WORK INSTRUCTIONS | Copy all lines of the listing that include the string "Translucent".

── RECORDS

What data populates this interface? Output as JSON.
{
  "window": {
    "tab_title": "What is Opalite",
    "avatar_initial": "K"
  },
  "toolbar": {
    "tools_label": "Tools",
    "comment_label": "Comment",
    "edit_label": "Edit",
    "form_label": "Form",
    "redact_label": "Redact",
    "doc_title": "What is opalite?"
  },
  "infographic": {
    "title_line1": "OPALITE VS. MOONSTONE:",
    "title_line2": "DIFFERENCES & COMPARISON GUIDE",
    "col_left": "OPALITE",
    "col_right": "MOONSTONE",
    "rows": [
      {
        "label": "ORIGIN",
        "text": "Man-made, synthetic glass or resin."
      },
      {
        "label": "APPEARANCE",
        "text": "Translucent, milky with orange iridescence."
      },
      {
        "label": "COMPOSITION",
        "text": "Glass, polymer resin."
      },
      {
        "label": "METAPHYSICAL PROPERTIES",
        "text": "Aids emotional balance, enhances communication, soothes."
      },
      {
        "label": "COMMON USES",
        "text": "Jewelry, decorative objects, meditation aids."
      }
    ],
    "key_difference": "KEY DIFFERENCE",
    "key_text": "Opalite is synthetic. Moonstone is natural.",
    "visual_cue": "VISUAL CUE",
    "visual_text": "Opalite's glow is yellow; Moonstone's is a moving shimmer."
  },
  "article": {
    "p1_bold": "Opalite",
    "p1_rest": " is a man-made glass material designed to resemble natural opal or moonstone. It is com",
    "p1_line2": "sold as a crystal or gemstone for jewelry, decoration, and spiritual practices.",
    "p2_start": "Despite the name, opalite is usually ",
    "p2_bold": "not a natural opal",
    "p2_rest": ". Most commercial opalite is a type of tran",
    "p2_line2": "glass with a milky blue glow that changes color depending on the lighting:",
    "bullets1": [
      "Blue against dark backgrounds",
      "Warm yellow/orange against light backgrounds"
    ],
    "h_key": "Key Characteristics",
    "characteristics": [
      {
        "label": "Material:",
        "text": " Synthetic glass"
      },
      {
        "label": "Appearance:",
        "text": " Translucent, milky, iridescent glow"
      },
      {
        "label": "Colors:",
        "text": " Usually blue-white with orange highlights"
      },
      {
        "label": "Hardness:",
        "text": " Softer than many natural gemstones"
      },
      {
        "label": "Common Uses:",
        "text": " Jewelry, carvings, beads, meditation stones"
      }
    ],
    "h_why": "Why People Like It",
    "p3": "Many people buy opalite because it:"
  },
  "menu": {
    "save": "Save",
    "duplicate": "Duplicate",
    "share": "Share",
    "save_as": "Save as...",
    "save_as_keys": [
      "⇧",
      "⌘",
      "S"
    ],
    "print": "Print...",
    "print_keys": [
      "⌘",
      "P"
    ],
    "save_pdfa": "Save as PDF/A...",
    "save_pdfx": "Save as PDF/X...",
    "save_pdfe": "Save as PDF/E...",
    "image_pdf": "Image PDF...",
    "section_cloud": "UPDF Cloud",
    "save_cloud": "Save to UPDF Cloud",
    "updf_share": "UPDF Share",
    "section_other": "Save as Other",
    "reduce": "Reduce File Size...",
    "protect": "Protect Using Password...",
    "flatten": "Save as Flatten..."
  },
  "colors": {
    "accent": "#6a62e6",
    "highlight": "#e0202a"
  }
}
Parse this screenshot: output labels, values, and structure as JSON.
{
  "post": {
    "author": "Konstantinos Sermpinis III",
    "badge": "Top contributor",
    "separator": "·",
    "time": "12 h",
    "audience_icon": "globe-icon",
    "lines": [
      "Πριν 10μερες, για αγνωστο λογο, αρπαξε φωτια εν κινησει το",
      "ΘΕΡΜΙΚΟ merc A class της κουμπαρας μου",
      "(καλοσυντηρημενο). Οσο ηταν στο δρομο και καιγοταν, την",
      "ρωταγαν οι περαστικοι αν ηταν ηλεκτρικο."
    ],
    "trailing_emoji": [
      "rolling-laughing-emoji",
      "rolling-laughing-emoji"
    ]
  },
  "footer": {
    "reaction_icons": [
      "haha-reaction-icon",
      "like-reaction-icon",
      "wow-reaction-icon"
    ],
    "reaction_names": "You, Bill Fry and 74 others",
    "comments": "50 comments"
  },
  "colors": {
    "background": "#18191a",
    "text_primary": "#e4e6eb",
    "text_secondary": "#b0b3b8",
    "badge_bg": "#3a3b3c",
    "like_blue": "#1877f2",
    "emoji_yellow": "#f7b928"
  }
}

────

COMPLETED TASK |
        "text": "Translucent, milky with orange iridescence."
        "text": " Translucent, milky, iridescent glow"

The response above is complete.